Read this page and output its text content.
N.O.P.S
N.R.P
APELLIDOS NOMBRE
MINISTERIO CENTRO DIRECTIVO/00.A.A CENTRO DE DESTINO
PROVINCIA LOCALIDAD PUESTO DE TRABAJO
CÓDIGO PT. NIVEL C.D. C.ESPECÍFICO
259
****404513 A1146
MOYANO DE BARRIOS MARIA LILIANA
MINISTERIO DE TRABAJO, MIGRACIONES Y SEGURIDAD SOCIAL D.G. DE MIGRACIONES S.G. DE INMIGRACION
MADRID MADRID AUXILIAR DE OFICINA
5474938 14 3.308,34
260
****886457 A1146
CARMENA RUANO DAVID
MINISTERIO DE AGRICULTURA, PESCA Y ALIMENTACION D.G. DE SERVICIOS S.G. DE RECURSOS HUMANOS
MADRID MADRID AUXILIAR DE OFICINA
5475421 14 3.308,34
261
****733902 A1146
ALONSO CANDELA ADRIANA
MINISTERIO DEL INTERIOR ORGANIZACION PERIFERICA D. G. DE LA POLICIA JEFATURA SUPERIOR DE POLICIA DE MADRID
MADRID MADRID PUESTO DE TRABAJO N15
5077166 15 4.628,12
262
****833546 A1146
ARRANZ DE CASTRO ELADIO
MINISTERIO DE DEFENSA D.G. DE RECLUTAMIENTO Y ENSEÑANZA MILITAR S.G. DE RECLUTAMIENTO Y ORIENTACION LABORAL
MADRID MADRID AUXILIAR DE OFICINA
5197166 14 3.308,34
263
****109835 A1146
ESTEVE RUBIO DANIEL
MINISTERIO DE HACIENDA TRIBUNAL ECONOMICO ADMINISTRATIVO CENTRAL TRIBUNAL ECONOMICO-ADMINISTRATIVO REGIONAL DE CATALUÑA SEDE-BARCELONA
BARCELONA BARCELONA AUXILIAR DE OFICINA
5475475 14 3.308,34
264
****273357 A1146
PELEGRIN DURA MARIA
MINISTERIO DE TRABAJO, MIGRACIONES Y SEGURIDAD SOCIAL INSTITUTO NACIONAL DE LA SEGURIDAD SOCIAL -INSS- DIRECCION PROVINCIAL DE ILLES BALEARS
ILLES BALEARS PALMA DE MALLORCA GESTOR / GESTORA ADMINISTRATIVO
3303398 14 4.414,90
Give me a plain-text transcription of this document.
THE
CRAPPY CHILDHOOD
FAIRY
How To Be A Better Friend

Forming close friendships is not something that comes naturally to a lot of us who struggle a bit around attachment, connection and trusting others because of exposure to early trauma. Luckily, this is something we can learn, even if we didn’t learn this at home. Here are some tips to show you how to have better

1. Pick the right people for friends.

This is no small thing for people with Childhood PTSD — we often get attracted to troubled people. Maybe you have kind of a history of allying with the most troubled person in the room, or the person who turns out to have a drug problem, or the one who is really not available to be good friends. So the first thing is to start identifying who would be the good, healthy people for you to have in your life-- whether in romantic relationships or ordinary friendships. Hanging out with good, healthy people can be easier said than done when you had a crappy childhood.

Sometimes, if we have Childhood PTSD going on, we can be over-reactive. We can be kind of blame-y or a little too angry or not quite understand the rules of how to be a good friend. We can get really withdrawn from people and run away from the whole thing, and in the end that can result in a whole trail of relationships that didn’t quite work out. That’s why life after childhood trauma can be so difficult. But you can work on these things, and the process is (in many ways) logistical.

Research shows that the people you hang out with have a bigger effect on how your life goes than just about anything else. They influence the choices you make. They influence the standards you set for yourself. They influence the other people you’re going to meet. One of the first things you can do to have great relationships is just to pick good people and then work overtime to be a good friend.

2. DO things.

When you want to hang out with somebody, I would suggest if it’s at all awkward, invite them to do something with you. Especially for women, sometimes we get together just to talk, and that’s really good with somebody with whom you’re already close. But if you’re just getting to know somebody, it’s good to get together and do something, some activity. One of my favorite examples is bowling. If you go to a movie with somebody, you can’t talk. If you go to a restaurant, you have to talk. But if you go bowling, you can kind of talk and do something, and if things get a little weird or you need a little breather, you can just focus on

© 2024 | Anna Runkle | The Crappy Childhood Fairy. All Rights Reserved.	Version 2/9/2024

REQUEST => Extract the complete listing verbatim.

SOLUTION =>
Read this page and output its text content.
N.O.P.S
N.R.P
APELLIDOS NOMBRE
MINISTERIO CENTRO DIRECTIVO/00.A.A CENTRO DE DESTINO
PROVINCIA LOCALIDAD PUESTO DE TRABAJO
CÓDIGO PT. NIVEL C.D. C.ESPECÍFICO
259
****404513 A1146
MOYANO DE BARRIOS MARIA LILIANA
MINISTERIO DE TRABAJO, MIGRACIONES Y SEGURIDAD SOCIAL D.G. DE MIGRACIONES S.G. DE INMIGRACION
MADRID MADRID AUXILIAR DE OFICINA
5474938 14 3.308,34
260
****886457 A1146
CARMENA RUANO DAVID
MINISTERIO DE AGRICULTURA, PESCA Y ALIMENTACION D.G. DE SERVICIOS S.G. DE RECURSOS HUMANOS
MADRID MADRID AUXILIAR DE OFICINA
5475421 14 3.308,34
261
****733902 A1146
ALONSO CANDELA ADRIANA
MINISTERIO DEL INTERIOR ORGANIZACION PERIFERICA D. G. DE LA POLICIA JEFATURA SUPERIOR DE POLICIA DE MADRID
MADRID MADRID PUESTO DE TRABAJO N15
5077166 15 4.628,12
262
****833546 A1146
ARRANZ DE CASTRO ELADIO
MINISTERIO DE DEFENSA D.G. DE RECLUTAMIENTO Y ENSEÑANZA MILITAR S.G. DE RECLUTAMIENTO Y ORIENTACION LABORAL
MADRID MADRID AUXILIAR DE OFICINA
5197166 14 3.308,34
263
****109835 A1146
ESTEVE RUBIO DANIEL
MINISTERIO DE HACIENDA TRIBUNAL ECONOMICO ADMINISTRATIVO CENTRAL TRIBUNAL ECONOMICO-ADMINISTRATIVO REGIONAL DE CATALUÑA SEDE-BARCELONA
BARCELONA BARCELONA AUXILIAR DE OFICINA
5475475 14 3.308,34
264
****273357 A1146
PELEGRIN DURA MARIA
MINISTERIO DE TRABAJO, MIGRACIONES Y SEGURIDAD SOCIAL INSTITUTO NACIONAL DE LA SEGURIDAD SOCIAL -INSS- DIRECCION PROVINCIAL DE ILLES BALEARS
ILLES BALEARS PALMA DE MALLORCA GESTOR / GESTORA ADMINISTRATIVO
3303398 14 4.414,90
Give me a plain-text transcription of this document.
THE
CRAPPY CHILDHOOD
FAIRY
How To Be A Better Friend

Forming close friendships is not something that comes naturally to a lot of us who struggle a bit around attachment, connection and trusting others because of exposure to early trauma. Luckily, this is something we can learn, even if we didn’t learn this at home. Here are some tips to show you how to have better

1. Pick the right people for friends.

This is no small thing for people with Childhood PTSD — we often get attracted to troubled people. Maybe you have kind of a history of allying with the most troubled person in the room, or the person who turns out to have a drug problem, or the one who is really not available to be good friends. So the first thing is to start identifying who would be the good, healthy people for you to have in your life-- whether in romantic relationships or ordinary friendships. Hanging out with good, healthy people can be easier said than done when you had a crappy childhood.

Sometimes, if we have Childhood PTSD going on, we can be over-reactive. We can be kind of blame-y or a little too angry or not quite understand the rules of how to be a good friend. We can get really withdrawn from people and run away from the whole thing, and in the end that can result in a whole trail of relationships that didn’t quite work out. That’s why life after childhood trauma can be so difficult. But you can work on these things, and the process is (in many ways) logistical.

Research shows that the people you hang out with have a bigger effect on how your life goes than just about anything else. They influence the choices you make. They influence the standards you set for yourself. They influence the other people you’re going to meet. One of the first things you can do to have great relationships is just to pick good people and then work overtime to be a good friend.

2. DO things.

When you want to hang out with somebody, I would suggest if it’s at all awkward, invite them to do something with you. Especially for women, sometimes we get together just to talk, and that’s really good with somebody with whom you’re already close. But if you’re just getting to know somebody, it’s good to get together and do something, some activity. One of my favorite examples is bowling. If you go to a movie with somebody, you can’t talk. If you go to a restaurant, you have to talk. But if you go bowling, you can kind of talk and do something, and if things get a little weird or you need a little breather, you can just focus on

© 2024 | Anna Runkle | The Crappy Childhood Fairy. All Rights Reserved.	Version 2/9/2024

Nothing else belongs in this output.